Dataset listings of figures
····················

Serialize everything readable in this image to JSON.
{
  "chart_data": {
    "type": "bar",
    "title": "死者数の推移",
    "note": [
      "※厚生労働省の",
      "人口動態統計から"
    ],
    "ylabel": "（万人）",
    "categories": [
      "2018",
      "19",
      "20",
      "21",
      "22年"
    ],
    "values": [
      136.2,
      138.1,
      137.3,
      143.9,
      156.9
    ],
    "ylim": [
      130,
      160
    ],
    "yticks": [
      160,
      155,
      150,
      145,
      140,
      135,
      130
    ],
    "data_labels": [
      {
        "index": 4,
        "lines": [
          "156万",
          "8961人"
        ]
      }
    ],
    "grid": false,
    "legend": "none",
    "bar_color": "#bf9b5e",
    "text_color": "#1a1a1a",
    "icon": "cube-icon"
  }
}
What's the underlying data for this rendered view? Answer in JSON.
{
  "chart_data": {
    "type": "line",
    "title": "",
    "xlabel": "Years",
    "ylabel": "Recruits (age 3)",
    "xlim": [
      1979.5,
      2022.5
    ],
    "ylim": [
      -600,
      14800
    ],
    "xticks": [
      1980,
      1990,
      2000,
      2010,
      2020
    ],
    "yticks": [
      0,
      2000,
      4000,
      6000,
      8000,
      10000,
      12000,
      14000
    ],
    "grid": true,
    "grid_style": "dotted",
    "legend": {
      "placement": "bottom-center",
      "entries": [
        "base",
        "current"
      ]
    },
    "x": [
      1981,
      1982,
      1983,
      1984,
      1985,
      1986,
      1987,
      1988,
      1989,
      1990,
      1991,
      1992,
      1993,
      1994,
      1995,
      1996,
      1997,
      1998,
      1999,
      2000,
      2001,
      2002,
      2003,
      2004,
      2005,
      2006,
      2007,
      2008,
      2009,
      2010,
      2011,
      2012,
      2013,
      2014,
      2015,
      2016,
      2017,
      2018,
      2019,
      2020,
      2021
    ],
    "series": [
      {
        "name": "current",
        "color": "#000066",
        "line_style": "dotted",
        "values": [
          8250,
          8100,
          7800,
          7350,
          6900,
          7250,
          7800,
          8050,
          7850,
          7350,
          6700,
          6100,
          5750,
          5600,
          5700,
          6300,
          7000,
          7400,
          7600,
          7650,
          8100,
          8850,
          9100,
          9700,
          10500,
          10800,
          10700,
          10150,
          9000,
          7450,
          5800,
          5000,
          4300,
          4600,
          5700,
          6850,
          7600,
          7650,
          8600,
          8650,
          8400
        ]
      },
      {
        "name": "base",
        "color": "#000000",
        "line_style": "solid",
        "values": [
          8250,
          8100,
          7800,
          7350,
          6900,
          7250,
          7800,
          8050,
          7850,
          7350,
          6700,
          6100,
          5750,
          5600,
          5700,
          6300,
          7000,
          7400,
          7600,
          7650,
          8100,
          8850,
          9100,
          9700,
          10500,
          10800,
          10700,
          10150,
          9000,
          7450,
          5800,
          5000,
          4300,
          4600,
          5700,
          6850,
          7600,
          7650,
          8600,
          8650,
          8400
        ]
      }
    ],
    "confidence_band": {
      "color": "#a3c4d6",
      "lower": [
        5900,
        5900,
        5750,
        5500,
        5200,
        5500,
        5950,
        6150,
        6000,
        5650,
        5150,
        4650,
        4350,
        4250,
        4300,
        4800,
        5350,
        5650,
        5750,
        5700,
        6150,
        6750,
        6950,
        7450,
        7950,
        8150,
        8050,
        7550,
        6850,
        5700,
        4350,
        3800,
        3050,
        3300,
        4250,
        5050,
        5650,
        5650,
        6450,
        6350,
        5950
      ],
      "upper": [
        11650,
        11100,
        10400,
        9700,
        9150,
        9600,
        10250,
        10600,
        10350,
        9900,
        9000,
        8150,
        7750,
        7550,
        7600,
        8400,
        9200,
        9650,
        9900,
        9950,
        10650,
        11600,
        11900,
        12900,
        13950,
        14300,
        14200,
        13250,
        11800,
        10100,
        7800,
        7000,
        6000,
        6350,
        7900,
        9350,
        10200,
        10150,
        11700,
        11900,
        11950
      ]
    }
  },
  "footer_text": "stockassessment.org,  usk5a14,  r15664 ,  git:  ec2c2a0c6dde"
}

····················

## EXERCISE DESCRIPTION
Using the listing above, reproduce each line without omission.

## COMPLETED TASK
Serialize everything readable in this image to JSON.
{
  "chart_data": {
    "type": "bar",
    "title": "死者数の推移",
    "note": [
      "※厚生労働省の",
      "人口動態統計から"
    ],
    "ylabel": "（万人）",
    "categories": [
      "2018",
      "19",
      "20",
      "21",
      "22年"
    ],
    "values": [
      136.2,
      138.1,
      137.3,
      143.9,
      156.9
    ],
    "ylim": [
      130,
      160
    ],
    "yticks": [
      160,
      155,
      150,
      145,
      140,
      135,
      130
    ],
    "data_labels": [
      {
        "index": 4,
        "lines": [
          "156万",
          "8961人"
        ]
      }
    ],
    "grid": false,
    "legend": "none",
    "bar_color": "#bf9b5e",
    "text_color": "#1a1a1a",
    "icon": "cube-icon"
  }
}
What's the underlying data for this rendered view? Answer in JSON.
{
  "chart_data": {
    "type": "line",
    "title": "",
    "xlabel": "Years",
    "ylabel": "Recruits (age 3)",
    "xlim": [
      1979.5,
      2022.5
    ],
    "ylim": [
      -600,
      14800
    ],
    "xticks": [
      1980,
      1990,
      2000,
      2010,
      2020
    ],
    "yticks": [
      0,
      2000,
      4000,
      6000,
      8000,
      10000,
      12000,
      14000
    ],
    "grid": true,
    "grid_style": "dotted",
    "legend": {
      "placement": "bottom-center",
      "entries": [
        "base",
        "current"
      ]
    },
    "x": [
      1981,
      1982,
      1983,
      1984,
      1985,
      1986,
      1987,
      1988,
      1989,
      1990,
      1991,
      1992,
      1993,
      1994,
      1995,
      1996,
      1997,
      1998,
      1999,
      2000,
      2001,
      2002,
      2003,
      2004,
      2005,
      2006,
      2007,
      2008,
      2009,
      2010,
      2011,
      2012,
      2013,
      2014,
      2015,
      2016,
      2017,
      2018,
      2019,
      2020,
      2021
    ],
    "series": [
      {
        "name": "current",
        "color": "#000066",
        "line_style": "dotted",
        "values": [
          8250,
          8100,
          7800,
          7350,
          6900,
          7250,
          7800,
          8050,
          7850,
          7350,
          6700,
          6100,
          5750,
          5600,
          5700,
          6300,
          7000,
          7400,
          7600,
          7650,
          8100,
          8850,
          9100,
          9700,
          10500,
          10800,
          10700,
          10150,
          9000,
          7450,
          5800,
          5000,
          4300,
          4600,
          5700,
          6850,
          7600,
          7650,
          8600,
          8650,
          8400
        ]
      },
      {
        "name": "base",
        "color": "#000000",
        "line_style": "solid",
        "values": [
          8250,
          8100,
          7800,
          7350,
          6900,
          7250,
          7800,
          8050,
          7850,
          7350,
          6700,
          6100,
          5750,
          5600,
          5700,
          6300,
          7000,
          7400,
          7600,
          7650,
          8100,
          8850,
          9100,
          9700,
          10500,
          10800,
          10700,
          10150,
          9000,
          7450,
          5800,
          5000,
          4300,
          4600,
          5700,
          6850,
          7600,
          7650,
          8600,
          8650,
          8400
        ]
      }
    ],
    "confidence_band": {
      "color": "#a3c4d6",
      "lower": [
        5900,
        5900,
        5750,
        5500,
        5200,
        5500,
        5950,
        6150,
        6000,
        5650,
        5150,
        4650,
        4350,
        4250,
        4300,
        4800,
        5350,
        5650,
        5750,
        5700,
        6150,
        6750,
        6950,
        7450,
        7950,
        8150,
        8050,
        7550,
        6850,
        5700,
        4350,
        3800,
        3050,
        3300,
        4250,
        5050,
        5650,
        5650,
        6450,
        6350,
        5950
      ],
      "upper": [
        11650,
        11100,
        10400,
        9700,
        9150,
        9600,
        10250,
        10600,
        10350,
        9900,
        9000,
        8150,
        7750,
        7550,
        7600,
        8400,
        9200,
        9650,
        9900,
        9950,
        10650,
        11600,
        11900,
        12900,
        13950,
        14300,
        14200,
        13250,
        11800,
        10100,
        7800,
        7000,
        6000,
        6350,
        7900,
        9350,
        10200,
        10150,
        11700,
        11900,
        11950
      ]
    }
  },
  "footer_text": "stockassessment.org,  usk5a14,  r15664 ,  git:  ec2c2a0c6dde"
}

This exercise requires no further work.